## WHAT YOU SHOULD DO
Look for "icon" in the listing below. Gather each line that contains it.

[Records excerpted from a collection]
-------------------------

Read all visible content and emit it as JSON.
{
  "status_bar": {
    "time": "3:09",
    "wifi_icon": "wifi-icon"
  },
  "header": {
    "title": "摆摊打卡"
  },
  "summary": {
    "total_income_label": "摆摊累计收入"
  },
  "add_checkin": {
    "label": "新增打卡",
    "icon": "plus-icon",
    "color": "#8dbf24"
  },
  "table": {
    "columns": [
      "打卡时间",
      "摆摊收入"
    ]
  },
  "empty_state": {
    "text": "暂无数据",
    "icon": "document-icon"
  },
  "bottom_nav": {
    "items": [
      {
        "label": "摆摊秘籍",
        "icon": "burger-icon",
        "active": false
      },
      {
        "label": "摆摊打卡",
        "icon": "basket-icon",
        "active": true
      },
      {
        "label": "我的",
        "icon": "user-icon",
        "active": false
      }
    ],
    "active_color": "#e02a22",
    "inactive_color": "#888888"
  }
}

-------------------------

## CORRECT OUTPUT
    "wifi_icon": "wifi-icon"
    "icon": "plus-icon",
    "icon": "document-icon"
        "icon": "burger-icon",
        "icon": "basket-icon",
        "icon": "user-icon",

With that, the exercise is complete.